- **Stated exercise**: Could you copy out the listing below word for word, from the first line to the last, leaving out the pictures?

- **Task data**:
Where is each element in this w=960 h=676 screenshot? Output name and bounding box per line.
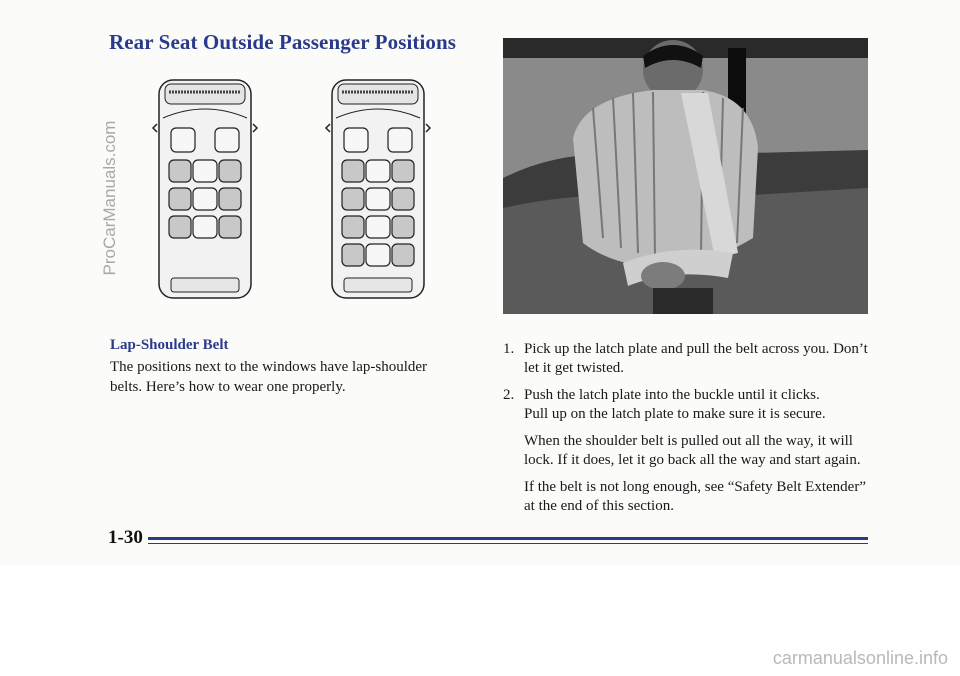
instruction-steps [503,340,873,413]
step-text: Pick up the latch plate and pull the belt across you. Don’t let it get twisted. [524,341,868,376]
passenger-buckling-belt-photo [503,38,868,314]
step-text: Push the latch plate into the buckle until it clicks. [524,387,820,403]
page-title: Rear Seat Outside Passenger Positions [109,30,457,54]
side-watermark: ProCarManuals.com [100,120,119,276]
page-number: 1-30 [108,527,143,548]
step-item [503,386,873,405]
step-number: 1. [503,341,515,357]
footer-rule [148,537,868,540]
step-number: 2. [503,387,515,403]
note-secure: Pull up on the latch plate to make sure it is secure. [524,406,826,422]
van-seat-diagram-right-icon [322,78,434,300]
van-seat-diagram-left-icon [149,78,261,300]
section-intro: The positions next to the windows have lap-shoulder belts. Here’s how to wear one properly. [110,359,428,395]
note-lock: When the shoulder belt is pulled out all the way, it will lock. If it does, let it go back all the way and start again. [524,433,861,468]
bottom-watermark: carmanualsonline.info [772,648,948,668]
step-item [503,340,873,378]
note-extender: If the belt is not long enough, see “Safety Belt Extender” at the end of this section. [524,479,866,514]
section-heading: Lap-Shoulder Belt [110,337,229,353]
footer-rule-thin [148,543,868,544]
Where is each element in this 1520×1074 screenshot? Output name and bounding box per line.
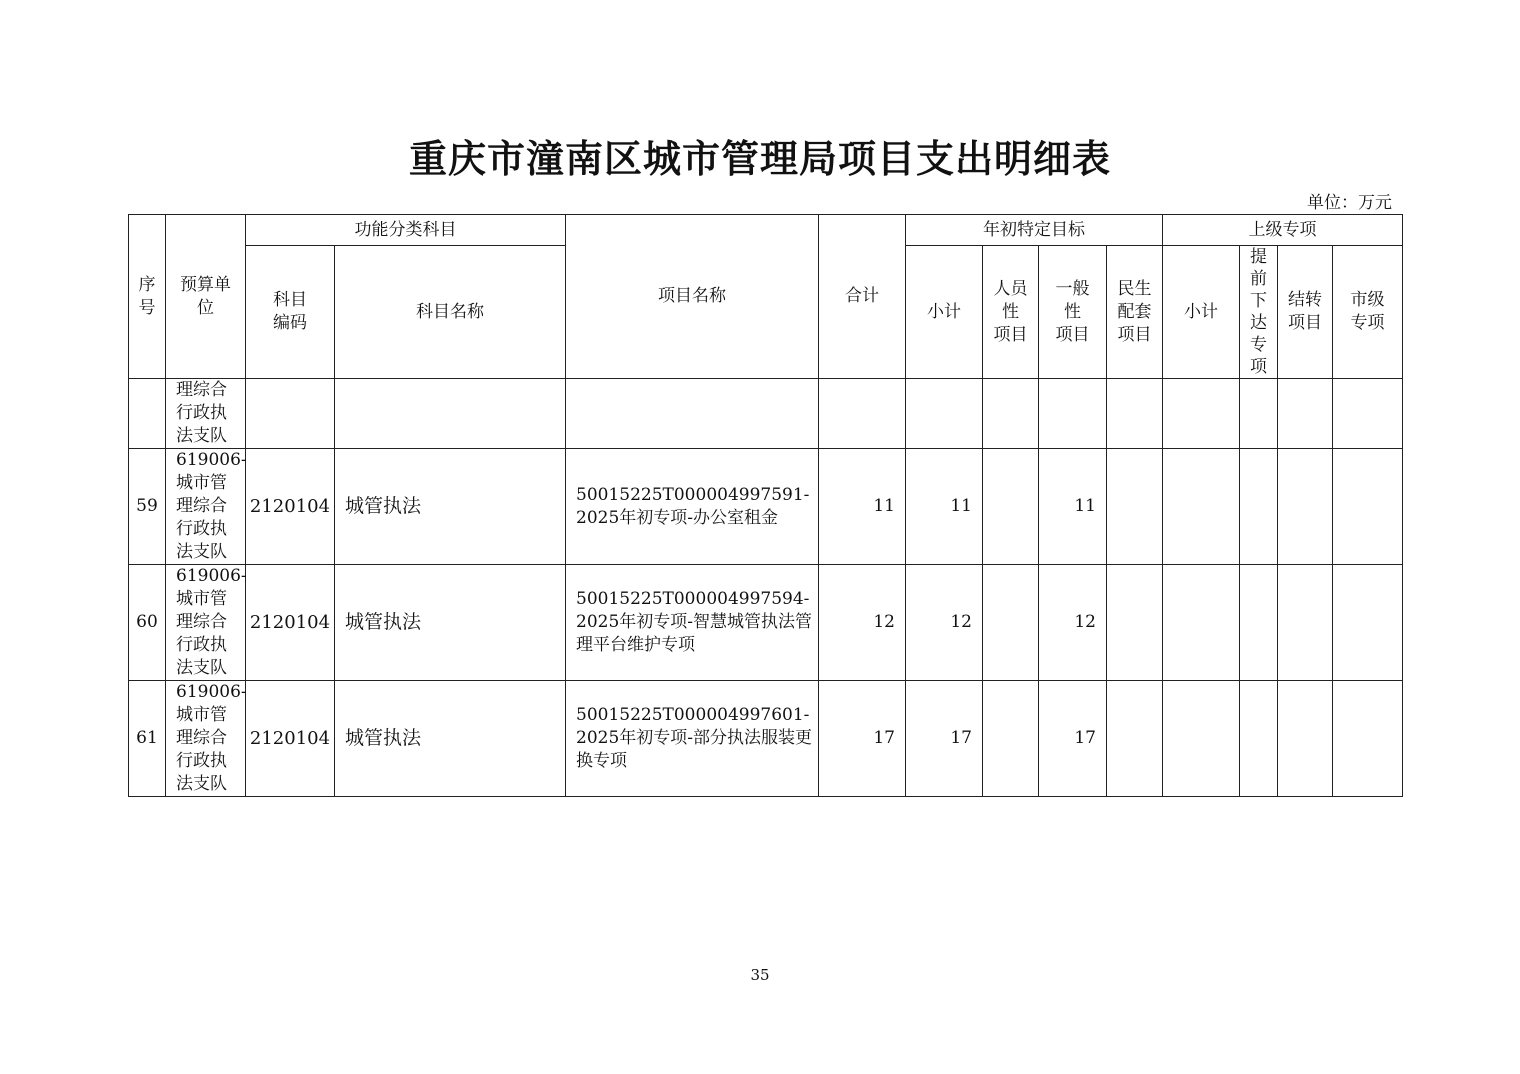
cell-total: 12 bbox=[819, 565, 906, 681]
header-superior-special: 上级专项 bbox=[1163, 215, 1403, 246]
cell-budget-unit: 理综合 行政执 法支队 bbox=[166, 379, 246, 449]
cell-total bbox=[819, 379, 906, 449]
cell-subject-code: 2120104 bbox=[246, 449, 335, 565]
cell-subject-name bbox=[335, 379, 566, 449]
cell-subject-code: 2120104 bbox=[246, 681, 335, 797]
cell-annual-subtotal: 12 bbox=[906, 565, 983, 681]
header-city-special: 市级 专项 bbox=[1333, 246, 1403, 379]
cell-personnel bbox=[983, 379, 1039, 449]
cell-total: 11 bbox=[819, 449, 906, 565]
unit-label: 单位：万元 bbox=[1307, 193, 1392, 213]
cell-seq bbox=[129, 379, 166, 449]
cell-budget-unit: 619006- 城市管 理综合 行政执 法支队 bbox=[166, 565, 246, 681]
cell-general: 12 bbox=[1039, 565, 1107, 681]
cell-advance bbox=[1240, 379, 1278, 449]
cell-city-special bbox=[1333, 449, 1403, 565]
cell-carryover bbox=[1278, 681, 1333, 797]
header-advance-special bbox=[1240, 246, 1278, 379]
header-superior-subtotal: 小计 bbox=[1163, 246, 1240, 379]
header-function-class: 功能分类科目 bbox=[246, 215, 566, 246]
header-annual-subtotal: 小计 bbox=[906, 246, 983, 379]
header-general-project: 一般 性 项目 bbox=[1039, 246, 1107, 379]
cell-personnel bbox=[983, 681, 1039, 797]
cell-subject-code bbox=[246, 379, 335, 449]
header-livelihood-project: 民生 配套 项目 bbox=[1107, 246, 1163, 379]
cell-carryover bbox=[1278, 565, 1333, 681]
cell-city-special bbox=[1333, 379, 1403, 449]
cell-project-name: 50015225T000004997601-2025年初专项-部分执法服装更换专项 bbox=[566, 681, 819, 797]
cell-general: 17 bbox=[1039, 681, 1107, 797]
cell-subject-name: 城管执法 bbox=[335, 565, 566, 681]
cell-advance bbox=[1240, 681, 1278, 797]
header-seq: 序 号 bbox=[129, 215, 166, 379]
table-row bbox=[129, 565, 1403, 681]
cell-city-special bbox=[1333, 565, 1403, 681]
cell-superior-subtotal bbox=[1163, 681, 1240, 797]
cell-general: 11 bbox=[1039, 449, 1107, 565]
page-number: 35 bbox=[750, 966, 770, 984]
cell-budget-unit: 619006- 城市管 理综合 行政执 法支队 bbox=[166, 681, 246, 797]
page-title: 重庆市潼南区城市管理局项目支出明细表 bbox=[408, 136, 1111, 181]
cell-total: 17 bbox=[819, 681, 906, 797]
cell-general bbox=[1039, 379, 1107, 449]
cell-carryover bbox=[1278, 449, 1333, 565]
cell-personnel bbox=[983, 565, 1039, 681]
cell-seq: 61 bbox=[129, 681, 166, 797]
cell-project-name: 50015225T000004997594-2025年初专项-智慧城管执法管理平台维护专项 bbox=[566, 565, 819, 681]
cell-livelihood bbox=[1107, 379, 1163, 449]
cell-project-name: 50015225T000004997591-2025年初专项-办公室租金 bbox=[566, 449, 819, 565]
cell-project-name bbox=[566, 379, 819, 449]
cell-annual-subtotal bbox=[906, 379, 983, 449]
header-advance-special-text: 提前下达专项 bbox=[1250, 247, 1267, 377]
header-project-name: 项目名称 bbox=[566, 215, 819, 379]
header-carryover-project: 结转 项目 bbox=[1278, 246, 1333, 379]
cell-advance bbox=[1240, 449, 1278, 565]
header-annual-target: 年初特定目标 bbox=[906, 215, 1163, 246]
table-row bbox=[129, 681, 1403, 797]
cell-seq: 59 bbox=[129, 449, 166, 565]
header-personnel-project: 人员 性 项目 bbox=[983, 246, 1039, 379]
cell-carryover bbox=[1278, 379, 1333, 449]
header-subject-name: 科目名称 bbox=[335, 246, 566, 379]
cell-subject-name: 城管执法 bbox=[335, 449, 566, 565]
cell-seq: 60 bbox=[129, 565, 166, 681]
cell-livelihood bbox=[1107, 565, 1163, 681]
table-row-continuation bbox=[129, 379, 1403, 449]
cell-subject-code: 2120104 bbox=[246, 565, 335, 681]
table-row bbox=[129, 449, 1403, 565]
cell-superior-subtotal bbox=[1163, 449, 1240, 565]
cell-livelihood bbox=[1107, 681, 1163, 797]
project-expenditure-table bbox=[128, 214, 1403, 797]
cell-budget-unit: 619006- 城市管 理综合 行政执 法支队 bbox=[166, 449, 246, 565]
header-total: 合计 bbox=[819, 215, 906, 379]
cell-subject-name: 城管执法 bbox=[335, 681, 566, 797]
header-subject-code: 科目 编码 bbox=[246, 246, 335, 379]
cell-superior-subtotal bbox=[1163, 379, 1240, 449]
cell-annual-subtotal: 17 bbox=[906, 681, 983, 797]
cell-personnel bbox=[983, 449, 1039, 565]
cell-advance bbox=[1240, 565, 1278, 681]
cell-city-special bbox=[1333, 681, 1403, 797]
header-budget-unit: 预算单 位 bbox=[166, 215, 246, 379]
cell-annual-subtotal: 11 bbox=[906, 449, 983, 565]
cell-livelihood bbox=[1107, 449, 1163, 565]
cell-superior-subtotal bbox=[1163, 565, 1240, 681]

- **Solution**:
Where is each element in this w=960 h=676 screenshot? Output name and bounding box per line.
instruction-steps [503,340,873,413]
step-text: Pick up the latch plate and pull the belt across you. Don’t let it get twisted. [524,341,868,376]
passenger-buckling-belt-photo [503,38,868,314]
step-text: Push the latch plate into the buckle until it clicks. [524,387,820,403]
page-title: Rear Seat Outside Passenger Positions [109,30,457,54]
side-watermark: ProCarManuals.com [100,120,119,276]
page-number: 1-30 [108,527,143,548]
step-item [503,386,873,405]
step-number: 1. [503,341,515,357]
footer-rule [148,537,868,540]
step-number: 2. [503,387,515,403]
note-secure: Pull up on the latch plate to make sure it is secure. [524,406,826,422]
van-seat-diagram-right-icon [322,78,434,300]
van-seat-diagram-left-icon [149,78,261,300]
section-intro: The positions next to the windows have lap-shoulder belts. Here’s how to wear one properly. [110,359,428,395]
note-lock: When the shoulder belt is pulled out all the way, it will lock. If it does, let it go back all the way and start again. [524,433,861,468]
bottom-watermark: carmanualsonline.info [772,648,948,668]
step-item [503,340,873,378]
note-extender: If the belt is not long enough, see “Safety Belt Extender” at the end of this section. [524,479,866,514]
section-heading: Lap-Shoulder Belt [110,337,229,353]
footer-rule-thin [148,543,868,544]
Where is each element in this 1520×1074 screenshot? Output name and bounding box per line.
cell-total: 12 bbox=[819, 565, 906, 681]
header-superior-special: 上级专项 bbox=[1163, 215, 1403, 246]
cell-budget-unit: 理综合 行政执 法支队 bbox=[166, 379, 246, 449]
cell-total bbox=[819, 379, 906, 449]
cell-subject-code: 2120104 bbox=[246, 449, 335, 565]
cell-subject-name bbox=[335, 379, 566, 449]
cell-subject-code: 2120104 bbox=[246, 681, 335, 797]
cell-annual-subtotal: 12 bbox=[906, 565, 983, 681]
header-city-special: 市级 专项 bbox=[1333, 246, 1403, 379]
cell-personnel bbox=[983, 379, 1039, 449]
cell-total: 11 bbox=[819, 449, 906, 565]
unit-label: 单位：万元 bbox=[1307, 193, 1392, 213]
cell-seq bbox=[129, 379, 166, 449]
cell-budget-unit: 619006- 城市管 理综合 行政执 法支队 bbox=[166, 565, 246, 681]
cell-general: 12 bbox=[1039, 565, 1107, 681]
cell-advance bbox=[1240, 379, 1278, 449]
cell-city-special bbox=[1333, 449, 1403, 565]
cell-carryover bbox=[1278, 681, 1333, 797]
header-advance-special bbox=[1240, 246, 1278, 379]
header-superior-subtotal: 小计 bbox=[1163, 246, 1240, 379]
header-function-class: 功能分类科目 bbox=[246, 215, 566, 246]
header-annual-subtotal: 小计 bbox=[906, 246, 983, 379]
header-general-project: 一般 性 项目 bbox=[1039, 246, 1107, 379]
cell-personnel bbox=[983, 681, 1039, 797]
cell-subject-code bbox=[246, 379, 335, 449]
header-livelihood-project: 民生 配套 项目 bbox=[1107, 246, 1163, 379]
cell-carryover bbox=[1278, 565, 1333, 681]
cell-city-special bbox=[1333, 379, 1403, 449]
cell-project-name: 50015225T000004997601-2025年初专项-部分执法服装更换专项 bbox=[566, 681, 819, 797]
cell-general: 17 bbox=[1039, 681, 1107, 797]
cell-subject-name: 城管执法 bbox=[335, 565, 566, 681]
cell-advance bbox=[1240, 681, 1278, 797]
header-seq: 序 号 bbox=[129, 215, 166, 379]
table-row bbox=[129, 565, 1403, 681]
cell-city-special bbox=[1333, 565, 1403, 681]
cell-superior-subtotal bbox=[1163, 681, 1240, 797]
cell-general: 11 bbox=[1039, 449, 1107, 565]
page-number: 35 bbox=[750, 966, 770, 984]
cell-budget-unit: 619006- 城市管 理综合 行政执 法支队 bbox=[166, 681, 246, 797]
page-title: 重庆市潼南区城市管理局项目支出明细表 bbox=[408, 136, 1111, 181]
cell-total: 17 bbox=[819, 681, 906, 797]
cell-general bbox=[1039, 379, 1107, 449]
cell-carryover bbox=[1278, 449, 1333, 565]
cell-personnel bbox=[983, 565, 1039, 681]
cell-seq: 61 bbox=[129, 681, 166, 797]
cell-project-name: 50015225T000004997594-2025年初专项-智慧城管执法管理平台维护专项 bbox=[566, 565, 819, 681]
cell-livelihood bbox=[1107, 379, 1163, 449]
cell-project-name: 50015225T000004997591-2025年初专项-办公室租金 bbox=[566, 449, 819, 565]
cell-project-name bbox=[566, 379, 819, 449]
cell-annual-subtotal bbox=[906, 379, 983, 449]
header-advance-special-text: 提前下达专项 bbox=[1250, 247, 1267, 377]
header-project-name: 项目名称 bbox=[566, 215, 819, 379]
header-carryover-project: 结转 项目 bbox=[1278, 246, 1333, 379]
cell-advance bbox=[1240, 449, 1278, 565]
header-annual-target: 年初特定目标 bbox=[906, 215, 1163, 246]
table-row bbox=[129, 681, 1403, 797]
cell-seq: 59 bbox=[129, 449, 166, 565]
header-personnel-project: 人员 性 项目 bbox=[983, 246, 1039, 379]
cell-carryover bbox=[1278, 379, 1333, 449]
header-subject-name: 科目名称 bbox=[335, 246, 566, 379]
cell-subject-name: 城管执法 bbox=[335, 449, 566, 565]
cell-seq: 60 bbox=[129, 565, 166, 681]
cell-livelihood bbox=[1107, 565, 1163, 681]
table-row-continuation bbox=[129, 379, 1403, 449]
cell-subject-code: 2120104 bbox=[246, 565, 335, 681]
table-row bbox=[129, 449, 1403, 565]
cell-superior-subtotal bbox=[1163, 449, 1240, 565]
cell-livelihood bbox=[1107, 681, 1163, 797]
project-expenditure-table bbox=[128, 214, 1403, 797]
cell-budget-unit: 619006- 城市管 理综合 行政执 法支队 bbox=[166, 449, 246, 565]
header-total: 合计 bbox=[819, 215, 906, 379]
cell-subject-name: 城管执法 bbox=[335, 681, 566, 797]
header-subject-code: 科目 编码 bbox=[246, 246, 335, 379]
cell-superior-subtotal bbox=[1163, 379, 1240, 449]
cell-annual-subtotal: 17 bbox=[906, 681, 983, 797]
cell-personnel bbox=[983, 449, 1039, 565]
cell-advance bbox=[1240, 565, 1278, 681]
cell-city-special bbox=[1333, 681, 1403, 797]
header-budget-unit: 预算单 位 bbox=[166, 215, 246, 379]
cell-annual-subtotal: 11 bbox=[906, 449, 983, 565]
cell-livelihood bbox=[1107, 449, 1163, 565]
cell-superior-subtotal bbox=[1163, 565, 1240, 681]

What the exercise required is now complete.